# [RECORDS FOR THE EXERCISE]

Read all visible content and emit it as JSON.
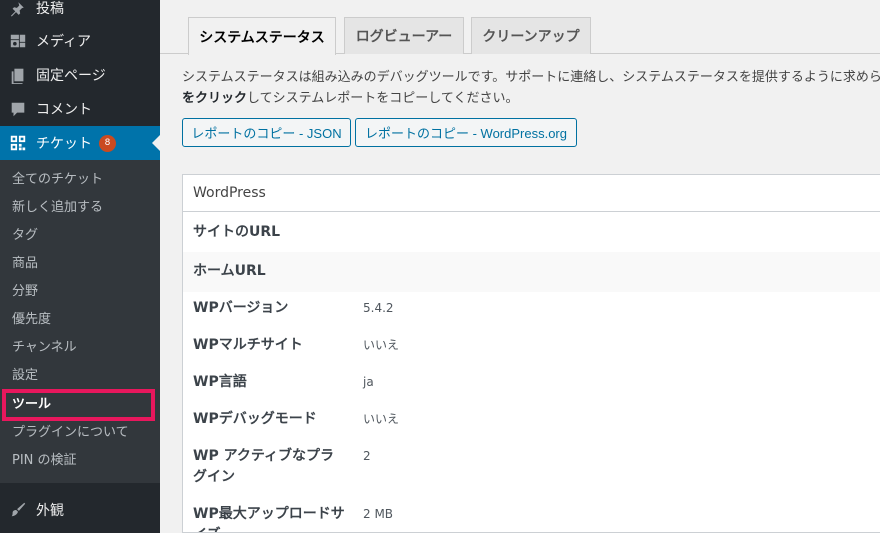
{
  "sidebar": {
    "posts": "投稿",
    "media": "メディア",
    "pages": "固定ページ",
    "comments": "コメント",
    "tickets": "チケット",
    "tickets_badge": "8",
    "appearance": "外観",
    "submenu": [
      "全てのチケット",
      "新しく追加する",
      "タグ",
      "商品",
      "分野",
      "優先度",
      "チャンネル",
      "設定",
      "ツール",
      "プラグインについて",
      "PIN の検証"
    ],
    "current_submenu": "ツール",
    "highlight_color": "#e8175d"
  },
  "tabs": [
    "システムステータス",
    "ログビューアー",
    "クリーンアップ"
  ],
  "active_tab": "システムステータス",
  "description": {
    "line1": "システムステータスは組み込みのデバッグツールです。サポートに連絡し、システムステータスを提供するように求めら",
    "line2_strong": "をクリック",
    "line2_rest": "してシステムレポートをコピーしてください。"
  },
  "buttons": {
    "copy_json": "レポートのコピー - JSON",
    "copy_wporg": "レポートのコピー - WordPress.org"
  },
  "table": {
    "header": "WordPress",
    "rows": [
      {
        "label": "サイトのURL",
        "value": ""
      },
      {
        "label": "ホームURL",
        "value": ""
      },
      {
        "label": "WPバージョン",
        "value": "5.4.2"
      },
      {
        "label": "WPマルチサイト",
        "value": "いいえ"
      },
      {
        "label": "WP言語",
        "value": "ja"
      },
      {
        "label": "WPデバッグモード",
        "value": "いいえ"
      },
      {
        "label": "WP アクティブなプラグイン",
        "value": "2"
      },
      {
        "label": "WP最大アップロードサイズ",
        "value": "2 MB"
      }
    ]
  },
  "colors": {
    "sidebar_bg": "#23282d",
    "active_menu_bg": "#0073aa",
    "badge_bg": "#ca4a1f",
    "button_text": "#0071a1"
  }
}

---

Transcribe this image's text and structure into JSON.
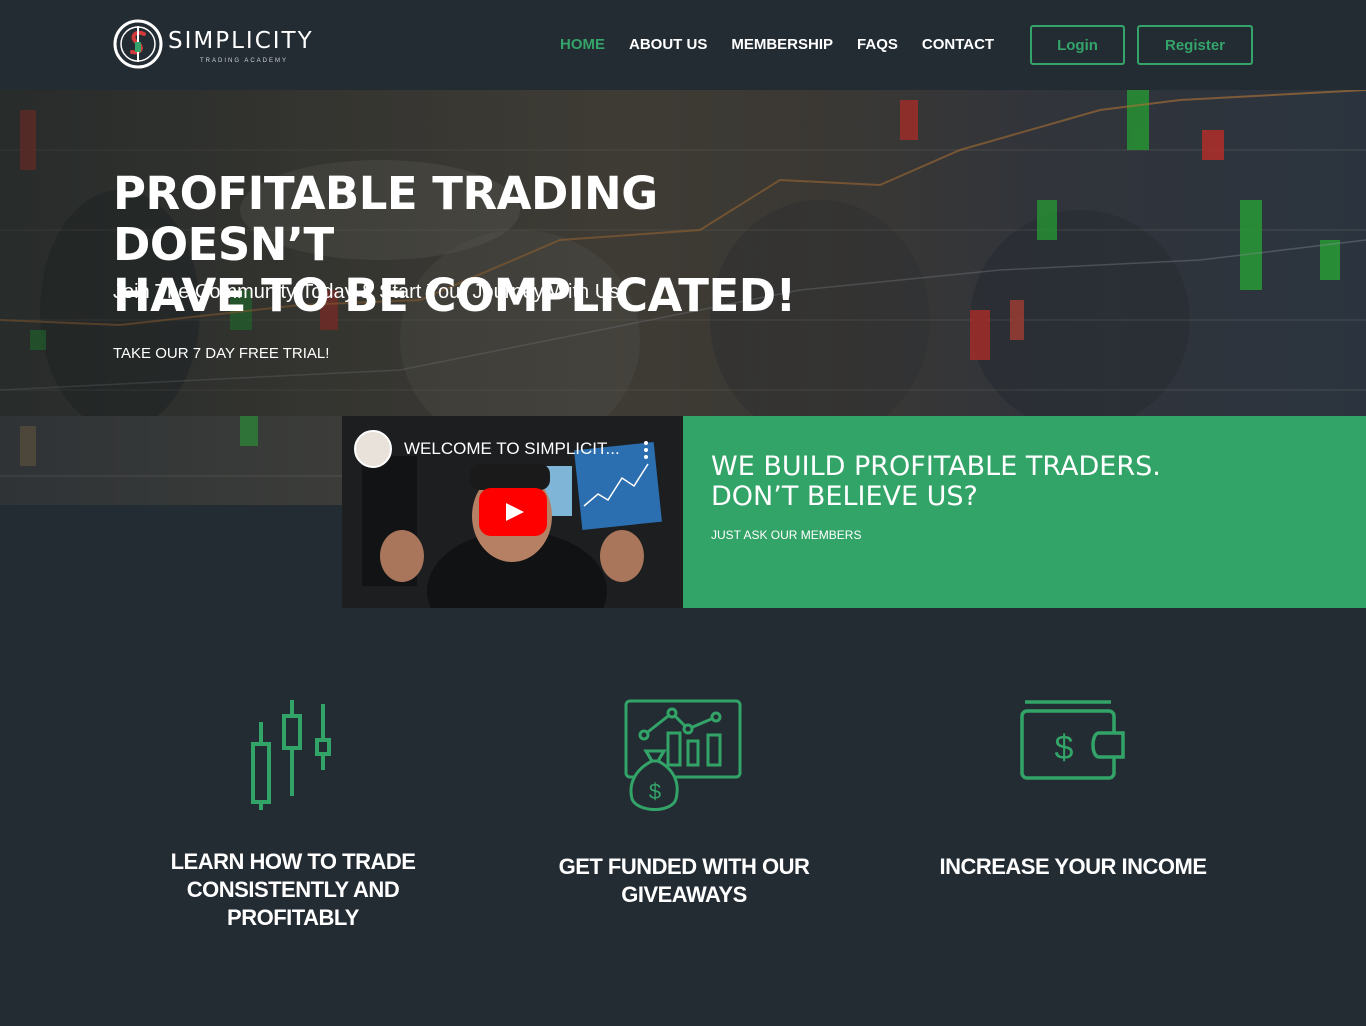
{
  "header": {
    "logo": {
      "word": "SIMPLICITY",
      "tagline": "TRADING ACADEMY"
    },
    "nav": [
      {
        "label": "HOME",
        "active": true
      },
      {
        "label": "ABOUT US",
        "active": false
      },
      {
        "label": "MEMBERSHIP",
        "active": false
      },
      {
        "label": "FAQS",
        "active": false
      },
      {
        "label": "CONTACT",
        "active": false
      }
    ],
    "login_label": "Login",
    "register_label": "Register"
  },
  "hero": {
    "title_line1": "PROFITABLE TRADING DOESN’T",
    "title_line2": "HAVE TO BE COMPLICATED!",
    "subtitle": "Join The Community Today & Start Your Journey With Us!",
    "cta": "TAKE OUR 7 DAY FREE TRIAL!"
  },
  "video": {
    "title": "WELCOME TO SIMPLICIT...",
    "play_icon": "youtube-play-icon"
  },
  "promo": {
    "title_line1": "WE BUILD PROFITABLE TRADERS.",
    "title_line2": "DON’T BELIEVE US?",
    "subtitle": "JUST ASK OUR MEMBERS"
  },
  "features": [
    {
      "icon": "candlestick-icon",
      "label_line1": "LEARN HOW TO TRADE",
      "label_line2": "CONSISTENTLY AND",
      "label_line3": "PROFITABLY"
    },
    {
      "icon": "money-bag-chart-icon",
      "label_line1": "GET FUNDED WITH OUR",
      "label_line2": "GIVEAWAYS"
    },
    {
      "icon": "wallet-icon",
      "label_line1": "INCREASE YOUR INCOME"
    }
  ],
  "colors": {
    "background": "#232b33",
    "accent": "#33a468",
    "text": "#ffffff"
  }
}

# [DIRECTIONS FOR THIS TASK]
Count each line above in which the string "レポートのコピー" appears, then state only the total.

# [SOLUTION BELOW]
2